>>>

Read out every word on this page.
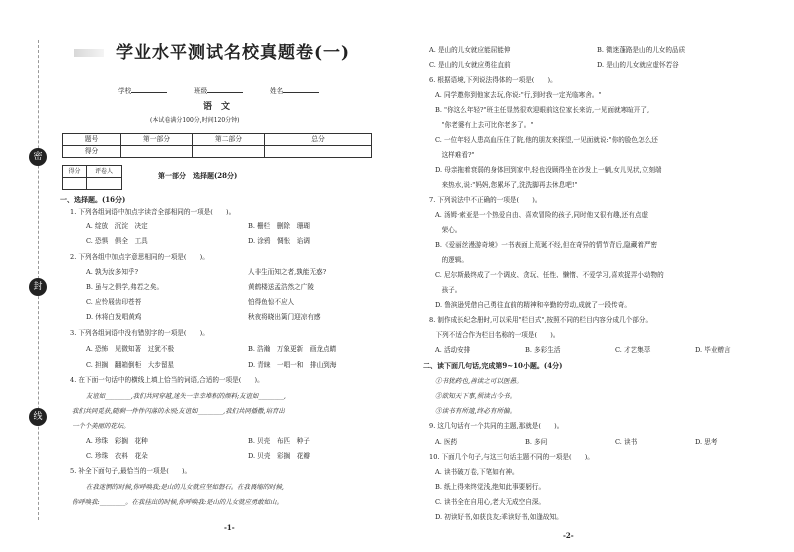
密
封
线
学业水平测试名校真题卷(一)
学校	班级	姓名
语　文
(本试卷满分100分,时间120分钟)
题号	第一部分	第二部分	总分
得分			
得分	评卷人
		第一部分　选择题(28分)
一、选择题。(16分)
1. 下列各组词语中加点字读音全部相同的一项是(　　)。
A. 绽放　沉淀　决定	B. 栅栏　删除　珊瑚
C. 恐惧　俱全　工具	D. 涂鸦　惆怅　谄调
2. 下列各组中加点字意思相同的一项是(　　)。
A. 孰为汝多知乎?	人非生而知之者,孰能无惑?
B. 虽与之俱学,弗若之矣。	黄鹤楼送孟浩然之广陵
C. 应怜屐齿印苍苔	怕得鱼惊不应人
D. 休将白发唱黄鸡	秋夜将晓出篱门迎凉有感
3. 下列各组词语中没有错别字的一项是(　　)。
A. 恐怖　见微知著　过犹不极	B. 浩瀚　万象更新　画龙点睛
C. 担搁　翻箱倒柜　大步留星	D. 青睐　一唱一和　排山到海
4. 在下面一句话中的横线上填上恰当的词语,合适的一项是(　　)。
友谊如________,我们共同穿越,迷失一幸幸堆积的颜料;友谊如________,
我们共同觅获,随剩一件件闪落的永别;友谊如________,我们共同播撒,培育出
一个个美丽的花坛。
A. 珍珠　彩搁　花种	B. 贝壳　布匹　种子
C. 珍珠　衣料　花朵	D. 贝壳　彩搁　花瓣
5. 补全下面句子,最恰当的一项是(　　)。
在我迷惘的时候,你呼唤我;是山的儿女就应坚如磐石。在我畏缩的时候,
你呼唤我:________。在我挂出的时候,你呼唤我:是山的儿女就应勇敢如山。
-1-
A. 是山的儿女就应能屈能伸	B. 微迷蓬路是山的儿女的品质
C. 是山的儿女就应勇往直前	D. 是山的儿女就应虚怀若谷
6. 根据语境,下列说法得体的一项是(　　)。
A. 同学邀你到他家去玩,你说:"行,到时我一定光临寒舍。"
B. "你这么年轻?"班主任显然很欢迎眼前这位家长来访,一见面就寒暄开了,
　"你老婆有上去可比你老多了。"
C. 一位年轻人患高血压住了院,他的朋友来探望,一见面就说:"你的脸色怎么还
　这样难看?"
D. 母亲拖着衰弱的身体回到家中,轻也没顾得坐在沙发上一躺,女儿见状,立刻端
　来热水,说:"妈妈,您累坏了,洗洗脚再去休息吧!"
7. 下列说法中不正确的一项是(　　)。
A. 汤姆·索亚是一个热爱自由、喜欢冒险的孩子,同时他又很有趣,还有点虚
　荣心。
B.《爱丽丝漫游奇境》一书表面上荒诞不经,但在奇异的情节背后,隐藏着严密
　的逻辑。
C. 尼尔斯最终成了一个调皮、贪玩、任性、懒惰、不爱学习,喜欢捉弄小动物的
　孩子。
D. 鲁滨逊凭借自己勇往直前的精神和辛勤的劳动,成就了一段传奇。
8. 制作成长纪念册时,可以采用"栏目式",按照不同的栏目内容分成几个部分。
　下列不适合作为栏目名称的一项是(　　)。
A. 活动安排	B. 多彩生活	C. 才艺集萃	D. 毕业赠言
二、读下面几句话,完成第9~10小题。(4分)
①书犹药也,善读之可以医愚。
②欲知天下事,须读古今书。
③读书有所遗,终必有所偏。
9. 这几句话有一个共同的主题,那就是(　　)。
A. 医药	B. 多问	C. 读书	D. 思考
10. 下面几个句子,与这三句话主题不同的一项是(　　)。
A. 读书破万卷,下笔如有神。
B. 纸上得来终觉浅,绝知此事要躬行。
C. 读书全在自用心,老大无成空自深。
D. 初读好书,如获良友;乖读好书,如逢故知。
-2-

<<<

Exercise directions:
Write out every line above exactly as it is, leaving out the pictures.

Task response:
Read out every word on this page.
密
封
线
学业水平测试名校真题卷(一)
学校	班级	姓名
语　文
(本试卷满分100分,时间120分钟)
题号	第一部分	第二部分	总分
得分			
得分	评卷人
		第一部分　选择题(28分)
一、选择题。(16分)
1. 下列各组词语中加点字读音全部相同的一项是(　　)。
A. 绽放　沉淀　决定	B. 栅栏　删除　珊瑚
C. 恐惧　俱全　工具	D. 涂鸦　惆怅　谄调
2. 下列各组中加点字意思相同的一项是(　　)。
A. 孰为汝多知乎?	人非生而知之者,孰能无惑?
B. 虽与之俱学,弗若之矣。	黄鹤楼送孟浩然之广陵
C. 应怜屐齿印苍苔	怕得鱼惊不应人
D. 休将白发唱黄鸡	秋夜将晓出篱门迎凉有感
3. 下列各组词语中没有错别字的一项是(　　)。
A. 恐怖　见微知著　过犹不极	B. 浩瀚　万象更新　画龙点睛
C. 担搁　翻箱倒柜　大步留星	D. 青睐　一唱一和　排山到海
4. 在下面一句话中的横线上填上恰当的词语,合适的一项是(　　)。
友谊如________,我们共同穿越,迷失一幸幸堆积的颜料;友谊如________,
我们共同觅获,随剩一件件闪落的永别;友谊如________,我们共同播撒,培育出
一个个美丽的花坛。
A. 珍珠　彩搁　花种	B. 贝壳　布匹　种子
C. 珍珠　衣料　花朵	D. 贝壳　彩搁　花瓣
5. 补全下面句子,最恰当的一项是(　　)。
在我迷惘的时候,你呼唤我;是山的儿女就应坚如磐石。在我畏缩的时候,
你呼唤我:________。在我挂出的时候,你呼唤我:是山的儿女就应勇敢如山。
-1-
A. 是山的儿女就应能屈能伸	B. 微迷蓬路是山的儿女的品质
C. 是山的儿女就应勇往直前	D. 是山的儿女就应虚怀若谷
6. 根据语境,下列说法得体的一项是(　　)。
A. 同学邀你到他家去玩,你说:"行,到时我一定光临寒舍。"
B. "你这么年轻?"班主任显然很欢迎眼前这位家长来访,一见面就寒暄开了,
　"你老婆有上去可比你老多了。"
C. 一位年轻人患高血压住了院,他的朋友来探望,一见面就说:"你的脸色怎么还
　这样难看?"
D. 母亲拖着衰弱的身体回到家中,轻也没顾得坐在沙发上一躺,女儿见状,立刻端
　来热水,说:"妈妈,您累坏了,洗洗脚再去休息吧!"
7. 下列说法中不正确的一项是(　　)。
A. 汤姆·索亚是一个热爱自由、喜欢冒险的孩子,同时他又很有趣,还有点虚
　荣心。
B.《爱丽丝漫游奇境》一书表面上荒诞不经,但在奇异的情节背后,隐藏着严密
　的逻辑。
C. 尼尔斯最终成了一个调皮、贪玩、任性、懒惰、不爱学习,喜欢捉弄小动物的
　孩子。
D. 鲁滨逊凭借自己勇往直前的精神和辛勤的劳动,成就了一段传奇。
8. 制作成长纪念册时,可以采用"栏目式",按照不同的栏目内容分成几个部分。
　下列不适合作为栏目名称的一项是(　　)。
A. 活动安排	B. 多彩生活	C. 才艺集萃	D. 毕业赠言
二、读下面几句话,完成第9~10小题。(4分)
①书犹药也,善读之可以医愚。
②欲知天下事,须读古今书。
③读书有所遗,终必有所偏。
9. 这几句话有一个共同的主题,那就是(　　)。
A. 医药	B. 多问	C. 读书	D. 思考
10. 下面几个句子,与这三句话主题不同的一项是(　　)。
A. 读书破万卷,下笔如有神。
B. 纸上得来终觉浅,绝知此事要躬行。
C. 读书全在自用心,老大无成空自深。
D. 初读好书,如获良友;乖读好书,如逢故知。
-2-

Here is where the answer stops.